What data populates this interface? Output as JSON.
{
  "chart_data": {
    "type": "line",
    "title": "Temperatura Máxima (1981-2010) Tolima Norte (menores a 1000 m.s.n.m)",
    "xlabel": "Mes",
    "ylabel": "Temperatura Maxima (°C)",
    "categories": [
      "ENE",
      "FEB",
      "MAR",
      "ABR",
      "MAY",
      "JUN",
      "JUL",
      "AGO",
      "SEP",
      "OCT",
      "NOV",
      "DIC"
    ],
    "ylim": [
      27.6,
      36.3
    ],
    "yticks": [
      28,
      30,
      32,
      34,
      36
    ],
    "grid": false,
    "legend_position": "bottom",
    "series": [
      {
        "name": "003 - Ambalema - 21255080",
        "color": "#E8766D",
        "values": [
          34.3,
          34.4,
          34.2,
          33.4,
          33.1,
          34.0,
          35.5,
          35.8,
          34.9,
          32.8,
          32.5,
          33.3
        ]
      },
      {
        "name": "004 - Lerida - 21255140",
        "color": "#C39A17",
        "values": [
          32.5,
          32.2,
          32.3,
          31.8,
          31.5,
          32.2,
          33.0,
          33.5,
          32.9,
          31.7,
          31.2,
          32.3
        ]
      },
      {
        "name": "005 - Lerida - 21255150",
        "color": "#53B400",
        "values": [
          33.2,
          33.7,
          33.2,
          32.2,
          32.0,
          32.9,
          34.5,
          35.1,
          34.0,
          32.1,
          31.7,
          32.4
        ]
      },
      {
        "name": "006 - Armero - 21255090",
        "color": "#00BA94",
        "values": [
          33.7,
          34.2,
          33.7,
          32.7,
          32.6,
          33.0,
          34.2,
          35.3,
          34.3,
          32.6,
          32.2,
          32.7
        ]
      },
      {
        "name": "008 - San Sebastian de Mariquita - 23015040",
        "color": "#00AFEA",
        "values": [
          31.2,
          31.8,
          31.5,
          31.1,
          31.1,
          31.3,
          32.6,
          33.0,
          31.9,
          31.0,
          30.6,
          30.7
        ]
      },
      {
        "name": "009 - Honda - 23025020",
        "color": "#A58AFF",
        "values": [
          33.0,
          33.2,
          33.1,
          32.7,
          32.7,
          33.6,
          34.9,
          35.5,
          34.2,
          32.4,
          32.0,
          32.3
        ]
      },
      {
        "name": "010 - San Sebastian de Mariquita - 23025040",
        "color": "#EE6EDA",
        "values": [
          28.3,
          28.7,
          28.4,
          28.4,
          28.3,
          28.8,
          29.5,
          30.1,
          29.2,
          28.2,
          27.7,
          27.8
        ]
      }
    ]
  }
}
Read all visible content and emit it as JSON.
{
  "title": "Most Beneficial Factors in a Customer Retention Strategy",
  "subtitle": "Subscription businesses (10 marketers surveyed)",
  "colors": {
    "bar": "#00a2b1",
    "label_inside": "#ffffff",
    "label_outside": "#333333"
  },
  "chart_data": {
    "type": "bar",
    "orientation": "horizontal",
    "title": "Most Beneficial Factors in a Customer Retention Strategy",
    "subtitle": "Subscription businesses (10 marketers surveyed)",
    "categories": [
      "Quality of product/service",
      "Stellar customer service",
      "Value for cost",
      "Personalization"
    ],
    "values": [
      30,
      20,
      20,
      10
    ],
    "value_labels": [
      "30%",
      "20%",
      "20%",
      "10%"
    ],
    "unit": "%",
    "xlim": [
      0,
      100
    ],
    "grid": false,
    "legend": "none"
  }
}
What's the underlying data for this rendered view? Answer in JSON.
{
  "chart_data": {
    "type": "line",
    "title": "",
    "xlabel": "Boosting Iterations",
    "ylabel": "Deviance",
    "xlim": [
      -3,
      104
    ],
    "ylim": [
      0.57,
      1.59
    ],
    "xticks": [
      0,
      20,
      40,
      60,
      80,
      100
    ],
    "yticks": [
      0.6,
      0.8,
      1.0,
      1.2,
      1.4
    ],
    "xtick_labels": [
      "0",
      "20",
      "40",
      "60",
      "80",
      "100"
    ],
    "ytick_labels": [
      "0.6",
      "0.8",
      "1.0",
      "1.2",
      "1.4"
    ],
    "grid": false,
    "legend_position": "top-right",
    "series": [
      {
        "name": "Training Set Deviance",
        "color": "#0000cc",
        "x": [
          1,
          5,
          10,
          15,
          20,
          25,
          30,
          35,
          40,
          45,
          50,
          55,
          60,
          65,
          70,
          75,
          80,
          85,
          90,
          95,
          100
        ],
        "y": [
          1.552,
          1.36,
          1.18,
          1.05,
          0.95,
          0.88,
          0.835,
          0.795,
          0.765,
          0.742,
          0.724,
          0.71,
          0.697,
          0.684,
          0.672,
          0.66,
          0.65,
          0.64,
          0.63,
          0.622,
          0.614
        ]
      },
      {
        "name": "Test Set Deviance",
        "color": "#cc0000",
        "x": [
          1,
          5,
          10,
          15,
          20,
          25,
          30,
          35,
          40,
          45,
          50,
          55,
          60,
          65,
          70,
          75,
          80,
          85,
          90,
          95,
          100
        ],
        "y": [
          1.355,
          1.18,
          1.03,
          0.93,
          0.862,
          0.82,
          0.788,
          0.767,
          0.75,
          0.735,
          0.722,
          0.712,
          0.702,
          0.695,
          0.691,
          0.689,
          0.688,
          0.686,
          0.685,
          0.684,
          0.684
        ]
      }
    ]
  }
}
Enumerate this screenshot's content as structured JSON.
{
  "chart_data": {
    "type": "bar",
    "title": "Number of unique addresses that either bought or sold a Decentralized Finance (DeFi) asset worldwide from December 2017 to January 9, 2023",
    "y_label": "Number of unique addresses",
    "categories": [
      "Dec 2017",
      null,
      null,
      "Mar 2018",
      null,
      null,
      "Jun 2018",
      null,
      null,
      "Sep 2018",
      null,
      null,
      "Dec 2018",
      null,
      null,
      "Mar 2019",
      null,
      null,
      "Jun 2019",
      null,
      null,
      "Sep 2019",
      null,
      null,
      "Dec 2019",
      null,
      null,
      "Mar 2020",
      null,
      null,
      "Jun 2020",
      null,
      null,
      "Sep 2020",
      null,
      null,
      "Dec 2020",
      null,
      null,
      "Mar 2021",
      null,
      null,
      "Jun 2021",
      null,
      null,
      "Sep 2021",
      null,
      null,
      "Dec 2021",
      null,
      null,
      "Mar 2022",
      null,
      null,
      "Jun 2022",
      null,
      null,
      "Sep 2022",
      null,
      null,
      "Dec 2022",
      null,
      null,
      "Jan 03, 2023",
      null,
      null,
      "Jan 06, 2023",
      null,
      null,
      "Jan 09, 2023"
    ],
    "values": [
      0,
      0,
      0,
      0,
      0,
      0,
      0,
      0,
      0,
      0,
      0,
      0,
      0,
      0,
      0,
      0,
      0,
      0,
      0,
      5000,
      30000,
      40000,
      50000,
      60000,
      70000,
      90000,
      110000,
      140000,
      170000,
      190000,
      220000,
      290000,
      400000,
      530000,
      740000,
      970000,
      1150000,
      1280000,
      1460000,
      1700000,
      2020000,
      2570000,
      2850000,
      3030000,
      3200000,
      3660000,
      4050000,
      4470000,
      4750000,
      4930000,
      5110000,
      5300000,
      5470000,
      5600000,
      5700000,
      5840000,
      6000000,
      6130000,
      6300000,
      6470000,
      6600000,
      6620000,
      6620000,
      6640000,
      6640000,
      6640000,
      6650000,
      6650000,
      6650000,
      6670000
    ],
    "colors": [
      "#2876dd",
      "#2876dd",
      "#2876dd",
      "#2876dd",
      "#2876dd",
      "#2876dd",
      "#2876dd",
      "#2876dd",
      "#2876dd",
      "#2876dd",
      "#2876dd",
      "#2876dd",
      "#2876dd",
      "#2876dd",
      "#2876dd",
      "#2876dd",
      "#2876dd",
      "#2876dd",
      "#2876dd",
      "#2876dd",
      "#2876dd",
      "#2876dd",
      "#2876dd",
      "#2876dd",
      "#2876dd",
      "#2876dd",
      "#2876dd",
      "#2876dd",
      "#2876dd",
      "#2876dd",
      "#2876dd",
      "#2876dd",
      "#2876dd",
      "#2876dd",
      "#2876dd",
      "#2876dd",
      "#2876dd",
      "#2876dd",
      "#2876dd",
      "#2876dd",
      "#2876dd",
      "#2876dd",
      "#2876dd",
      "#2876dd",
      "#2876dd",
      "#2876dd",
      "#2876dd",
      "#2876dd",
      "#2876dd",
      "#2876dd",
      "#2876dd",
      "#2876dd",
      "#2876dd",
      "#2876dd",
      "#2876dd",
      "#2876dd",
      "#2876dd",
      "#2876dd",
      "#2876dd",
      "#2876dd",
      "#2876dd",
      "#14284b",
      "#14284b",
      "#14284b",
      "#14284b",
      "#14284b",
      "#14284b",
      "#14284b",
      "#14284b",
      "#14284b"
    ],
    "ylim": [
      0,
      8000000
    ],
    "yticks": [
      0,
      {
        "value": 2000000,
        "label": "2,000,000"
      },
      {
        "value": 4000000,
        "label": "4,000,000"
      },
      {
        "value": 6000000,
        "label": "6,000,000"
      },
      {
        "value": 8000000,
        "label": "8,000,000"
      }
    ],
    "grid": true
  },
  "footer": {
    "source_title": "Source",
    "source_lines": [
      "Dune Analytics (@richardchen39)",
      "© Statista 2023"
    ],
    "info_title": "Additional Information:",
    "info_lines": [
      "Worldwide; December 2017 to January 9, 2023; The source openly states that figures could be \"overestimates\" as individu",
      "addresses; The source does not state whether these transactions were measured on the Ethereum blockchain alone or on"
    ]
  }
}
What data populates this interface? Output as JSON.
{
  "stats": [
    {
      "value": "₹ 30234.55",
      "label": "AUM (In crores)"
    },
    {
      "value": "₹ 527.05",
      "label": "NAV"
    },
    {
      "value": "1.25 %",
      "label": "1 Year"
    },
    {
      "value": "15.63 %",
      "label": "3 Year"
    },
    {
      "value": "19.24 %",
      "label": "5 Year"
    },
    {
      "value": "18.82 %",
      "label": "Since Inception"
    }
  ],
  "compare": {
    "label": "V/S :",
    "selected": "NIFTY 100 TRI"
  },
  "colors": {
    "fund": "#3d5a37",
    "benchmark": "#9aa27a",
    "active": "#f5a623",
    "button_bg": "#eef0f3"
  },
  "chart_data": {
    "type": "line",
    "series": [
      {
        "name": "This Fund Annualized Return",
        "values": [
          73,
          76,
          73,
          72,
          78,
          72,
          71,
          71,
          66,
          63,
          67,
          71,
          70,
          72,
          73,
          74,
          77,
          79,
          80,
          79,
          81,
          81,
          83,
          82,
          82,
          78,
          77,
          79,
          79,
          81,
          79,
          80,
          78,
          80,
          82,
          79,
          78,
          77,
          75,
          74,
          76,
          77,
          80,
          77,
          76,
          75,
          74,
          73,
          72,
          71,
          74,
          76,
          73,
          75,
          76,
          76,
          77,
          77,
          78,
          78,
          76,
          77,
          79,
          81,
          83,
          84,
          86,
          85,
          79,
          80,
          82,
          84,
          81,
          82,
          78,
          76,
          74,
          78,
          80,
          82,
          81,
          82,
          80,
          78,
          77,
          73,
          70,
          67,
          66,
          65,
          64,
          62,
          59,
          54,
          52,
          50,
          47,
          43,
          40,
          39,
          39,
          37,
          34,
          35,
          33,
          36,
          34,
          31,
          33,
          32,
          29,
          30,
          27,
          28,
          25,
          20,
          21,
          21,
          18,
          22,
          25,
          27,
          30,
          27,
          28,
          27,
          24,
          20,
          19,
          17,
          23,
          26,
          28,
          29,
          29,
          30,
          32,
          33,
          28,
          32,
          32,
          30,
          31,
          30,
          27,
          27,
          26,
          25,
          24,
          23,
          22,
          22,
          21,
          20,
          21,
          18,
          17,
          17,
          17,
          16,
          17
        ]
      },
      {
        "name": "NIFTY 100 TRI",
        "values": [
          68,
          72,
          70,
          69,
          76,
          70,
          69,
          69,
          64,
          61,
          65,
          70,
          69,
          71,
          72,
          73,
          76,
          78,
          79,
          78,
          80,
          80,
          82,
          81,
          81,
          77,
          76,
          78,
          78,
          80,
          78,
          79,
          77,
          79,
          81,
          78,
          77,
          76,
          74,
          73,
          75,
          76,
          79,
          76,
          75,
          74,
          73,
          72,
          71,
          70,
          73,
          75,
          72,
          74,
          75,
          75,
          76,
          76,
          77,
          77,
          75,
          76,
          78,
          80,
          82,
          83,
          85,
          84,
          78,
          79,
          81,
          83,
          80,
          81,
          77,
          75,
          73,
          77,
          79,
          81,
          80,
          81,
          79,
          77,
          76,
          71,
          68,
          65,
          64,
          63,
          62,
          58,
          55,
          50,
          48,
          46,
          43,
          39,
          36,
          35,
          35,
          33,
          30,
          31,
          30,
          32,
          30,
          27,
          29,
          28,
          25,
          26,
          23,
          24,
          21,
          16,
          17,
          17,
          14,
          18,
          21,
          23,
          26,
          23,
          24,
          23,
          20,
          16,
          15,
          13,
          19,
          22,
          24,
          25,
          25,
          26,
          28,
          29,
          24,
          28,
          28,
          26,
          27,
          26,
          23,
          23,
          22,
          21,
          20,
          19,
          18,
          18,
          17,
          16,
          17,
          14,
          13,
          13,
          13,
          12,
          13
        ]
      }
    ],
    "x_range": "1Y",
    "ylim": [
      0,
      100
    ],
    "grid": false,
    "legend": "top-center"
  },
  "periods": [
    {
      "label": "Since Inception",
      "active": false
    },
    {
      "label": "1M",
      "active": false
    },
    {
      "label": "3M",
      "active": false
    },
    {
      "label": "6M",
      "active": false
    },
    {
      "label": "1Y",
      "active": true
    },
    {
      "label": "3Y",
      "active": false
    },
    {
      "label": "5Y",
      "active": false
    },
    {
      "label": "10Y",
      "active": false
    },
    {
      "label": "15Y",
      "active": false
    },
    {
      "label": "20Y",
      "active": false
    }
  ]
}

To be done
Take every line that includes the string "service" and copy it.

Result for this task
      "Quality of product/service",
      "Stellar customer service",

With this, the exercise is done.